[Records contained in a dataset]
>> start

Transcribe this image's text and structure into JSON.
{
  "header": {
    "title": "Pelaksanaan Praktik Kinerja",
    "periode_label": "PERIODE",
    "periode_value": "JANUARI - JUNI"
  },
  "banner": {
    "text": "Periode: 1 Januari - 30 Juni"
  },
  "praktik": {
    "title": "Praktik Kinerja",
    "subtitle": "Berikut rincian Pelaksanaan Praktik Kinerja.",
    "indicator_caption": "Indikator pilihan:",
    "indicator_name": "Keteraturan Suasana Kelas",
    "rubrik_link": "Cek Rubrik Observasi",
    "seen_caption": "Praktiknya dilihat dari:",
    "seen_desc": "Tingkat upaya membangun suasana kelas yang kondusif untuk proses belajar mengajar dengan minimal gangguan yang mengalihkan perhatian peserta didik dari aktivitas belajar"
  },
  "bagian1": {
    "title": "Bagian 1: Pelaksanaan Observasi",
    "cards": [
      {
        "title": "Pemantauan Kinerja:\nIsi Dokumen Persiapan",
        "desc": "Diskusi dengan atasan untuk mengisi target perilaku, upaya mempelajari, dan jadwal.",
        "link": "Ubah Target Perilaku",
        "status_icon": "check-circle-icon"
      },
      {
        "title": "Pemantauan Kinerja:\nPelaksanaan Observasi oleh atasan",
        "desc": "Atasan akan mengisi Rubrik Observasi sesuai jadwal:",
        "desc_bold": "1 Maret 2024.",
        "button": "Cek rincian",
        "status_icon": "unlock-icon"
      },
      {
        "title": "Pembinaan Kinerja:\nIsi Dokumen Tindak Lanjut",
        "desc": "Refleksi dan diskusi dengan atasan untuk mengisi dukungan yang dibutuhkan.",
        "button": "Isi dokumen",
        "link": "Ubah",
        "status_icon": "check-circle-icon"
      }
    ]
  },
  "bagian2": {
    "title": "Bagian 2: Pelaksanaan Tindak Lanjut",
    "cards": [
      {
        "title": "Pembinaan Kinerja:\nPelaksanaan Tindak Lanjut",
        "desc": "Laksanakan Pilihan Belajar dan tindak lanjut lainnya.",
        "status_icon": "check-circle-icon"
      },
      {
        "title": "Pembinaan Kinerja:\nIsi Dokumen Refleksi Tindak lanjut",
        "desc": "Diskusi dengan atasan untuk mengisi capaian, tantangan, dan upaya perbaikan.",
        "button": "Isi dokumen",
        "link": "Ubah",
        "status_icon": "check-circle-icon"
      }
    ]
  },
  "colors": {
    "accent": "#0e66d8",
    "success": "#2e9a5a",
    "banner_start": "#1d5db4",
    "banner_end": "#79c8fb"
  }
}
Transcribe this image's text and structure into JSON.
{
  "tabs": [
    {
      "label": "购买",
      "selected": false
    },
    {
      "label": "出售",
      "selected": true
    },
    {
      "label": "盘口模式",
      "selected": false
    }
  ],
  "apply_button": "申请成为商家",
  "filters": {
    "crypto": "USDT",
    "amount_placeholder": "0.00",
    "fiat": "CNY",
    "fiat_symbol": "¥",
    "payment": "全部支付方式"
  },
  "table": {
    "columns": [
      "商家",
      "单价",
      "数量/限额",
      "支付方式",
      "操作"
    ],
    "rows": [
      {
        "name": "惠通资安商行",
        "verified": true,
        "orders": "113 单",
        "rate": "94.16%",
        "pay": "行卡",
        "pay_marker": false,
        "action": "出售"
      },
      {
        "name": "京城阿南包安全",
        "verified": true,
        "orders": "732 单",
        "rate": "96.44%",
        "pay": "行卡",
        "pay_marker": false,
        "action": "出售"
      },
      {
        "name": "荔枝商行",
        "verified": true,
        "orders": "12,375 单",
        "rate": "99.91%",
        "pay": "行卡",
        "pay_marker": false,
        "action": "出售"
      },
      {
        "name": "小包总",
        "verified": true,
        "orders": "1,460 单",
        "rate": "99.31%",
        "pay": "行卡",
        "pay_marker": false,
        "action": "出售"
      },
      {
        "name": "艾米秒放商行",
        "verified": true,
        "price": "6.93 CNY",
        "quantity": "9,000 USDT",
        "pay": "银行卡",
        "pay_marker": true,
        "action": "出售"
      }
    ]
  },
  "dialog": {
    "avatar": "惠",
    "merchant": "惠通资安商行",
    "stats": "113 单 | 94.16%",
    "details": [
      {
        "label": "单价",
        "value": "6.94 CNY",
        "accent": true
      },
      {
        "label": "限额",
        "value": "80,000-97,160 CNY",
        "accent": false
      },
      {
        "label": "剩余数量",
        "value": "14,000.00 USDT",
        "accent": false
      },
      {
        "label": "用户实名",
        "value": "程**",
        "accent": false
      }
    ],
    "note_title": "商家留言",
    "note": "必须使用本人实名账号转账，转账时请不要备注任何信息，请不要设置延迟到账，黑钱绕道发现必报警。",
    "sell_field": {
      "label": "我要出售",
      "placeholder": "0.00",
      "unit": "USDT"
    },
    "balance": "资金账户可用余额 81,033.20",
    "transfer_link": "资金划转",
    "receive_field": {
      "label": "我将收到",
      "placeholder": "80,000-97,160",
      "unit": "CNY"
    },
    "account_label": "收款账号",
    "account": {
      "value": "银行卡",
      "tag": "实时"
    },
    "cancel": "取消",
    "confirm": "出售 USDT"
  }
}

>> end

» **WHAT IS ASKED**: Reproduce the data shown above exactly.

» **RIGHT ANSWER**:
Transcribe this image's text and structure into JSON.
{
  "header": {
    "title": "Pelaksanaan Praktik Kinerja",
    "periode_label": "PERIODE",
    "periode_value": "JANUARI - JUNI"
  },
  "banner": {
    "text": "Periode: 1 Januari - 30 Juni"
  },
  "praktik": {
    "title": "Praktik Kinerja",
    "subtitle": "Berikut rincian Pelaksanaan Praktik Kinerja.",
    "indicator_caption": "Indikator pilihan:",
    "indicator_name": "Keteraturan Suasana Kelas",
    "rubrik_link": "Cek Rubrik Observasi",
    "seen_caption": "Praktiknya dilihat dari:",
    "seen_desc": "Tingkat upaya membangun suasana kelas yang kondusif untuk proses belajar mengajar dengan minimal gangguan yang mengalihkan perhatian peserta didik dari aktivitas belajar"
  },
  "bagian1": {
    "title": "Bagian 1: Pelaksanaan Observasi",
    "cards": [
      {
        "title": "Pemantauan Kinerja:\nIsi Dokumen Persiapan",
        "desc": "Diskusi dengan atasan untuk mengisi target perilaku, upaya mempelajari, dan jadwal.",
        "link": "Ubah Target Perilaku",
        "status_icon": "check-circle-icon"
      },
      {
        "title": "Pemantauan Kinerja:\nPelaksanaan Observasi oleh atasan",
        "desc": "Atasan akan mengisi Rubrik Observasi sesuai jadwal:",
        "desc_bold": "1 Maret 2024.",
        "button": "Cek rincian",
        "status_icon": "unlock-icon"
      },
      {
        "title": "Pembinaan Kinerja:\nIsi Dokumen Tindak Lanjut",
        "desc": "Refleksi dan diskusi dengan atasan untuk mengisi dukungan yang dibutuhkan.",
        "button": "Isi dokumen",
        "link": "Ubah",
        "status_icon": "check-circle-icon"
      }
    ]
  },
  "bagian2": {
    "title": "Bagian 2: Pelaksanaan Tindak Lanjut",
    "cards": [
      {
        "title": "Pembinaan Kinerja:\nPelaksanaan Tindak Lanjut",
        "desc": "Laksanakan Pilihan Belajar dan tindak lanjut lainnya.",
        "status_icon": "check-circle-icon"
      },
      {
        "title": "Pembinaan Kinerja:\nIsi Dokumen Refleksi Tindak lanjut",
        "desc": "Diskusi dengan atasan untuk mengisi capaian, tantangan, dan upaya perbaikan.",
        "button": "Isi dokumen",
        "link": "Ubah",
        "status_icon": "check-circle-icon"
      }
    ]
  },
  "colors": {
    "accent": "#0e66d8",
    "success": "#2e9a5a",
    "banner_start": "#1d5db4",
    "banner_end": "#79c8fb"
  }
}
Transcribe this image's text and structure into JSON.
{
  "tabs": [
    {
      "label": "购买",
      "selected": false
    },
    {
      "label": "出售",
      "selected": true
    },
    {
      "label": "盘口模式",
      "selected": false
    }
  ],
  "apply_button": "申请成为商家",
  "filters": {
    "crypto": "USDT",
    "amount_placeholder": "0.00",
    "fiat": "CNY",
    "fiat_symbol": "¥",
    "payment": "全部支付方式"
  },
  "table": {
    "columns": [
      "商家",
      "单价",
      "数量/限额",
      "支付方式",
      "操作"
    ],
    "rows": [
      {
        "name": "惠通资安商行",
        "verified": true,
        "orders": "113 单",
        "rate": "94.16%",
        "pay": "行卡",
        "pay_marker": false,
        "action": "出售"
      },
      {
        "name": "京城阿南包安全",
        "verified": true,
        "orders": "732 单",
        "rate": "96.44%",
        "pay": "行卡",
        "pay_marker": false,
        "action": "出售"
      },
      {
        "name": "荔枝商行",
        "verified": true,
        "orders": "12,375 单",
        "rate": "99.91%",
        "pay": "行卡",
        "pay_marker": false,
        "action": "出售"
      },
      {
        "name": "小包总",
        "verified": true,
        "orders": "1,460 单",
        "rate": "99.31%",
        "pay": "行卡",
        "pay_marker": false,
        "action": "出售"
      },
      {
        "name": "艾米秒放商行",
        "verified": true,
        "price": "6.93 CNY",
        "quantity": "9,000 USDT",
        "pay": "银行卡",
        "pay_marker": true,
        "action": "出售"
      }
    ]
  },
  "dialog": {
    "avatar": "惠",
    "merchant": "惠通资安商行",
    "stats": "113 单 | 94.16%",
    "details": [
      {
        "label": "单价",
        "value": "6.94 CNY",
        "accent": true
      },
      {
        "label": "限额",
        "value": "80,000-97,160 CNY",
        "accent": false
      },
      {
        "label": "剩余数量",
        "value": "14,000.00 USDT",
        "accent": false
      },
      {
        "label": "用户实名",
        "value": "程**",
        "accent": false
      }
    ],
    "note_title": "商家留言",
    "note": "必须使用本人实名账号转账，转账时请不要备注任何信息，请不要设置延迟到账，黑钱绕道发现必报警。",
    "sell_field": {
      "label": "我要出售",
      "placeholder": "0.00",
      "unit": "USDT"
    },
    "balance": "资金账户可用余额 81,033.20",
    "transfer_link": "资金划转",
    "receive_field": {
      "label": "我将收到",
      "placeholder": "80,000-97,160",
      "unit": "CNY"
    },
    "account_label": "收款账号",
    "account": {
      "value": "银行卡",
      "tag": "实时"
    },
    "cancel": "取消",
    "confirm": "出售 USDT"
  }
}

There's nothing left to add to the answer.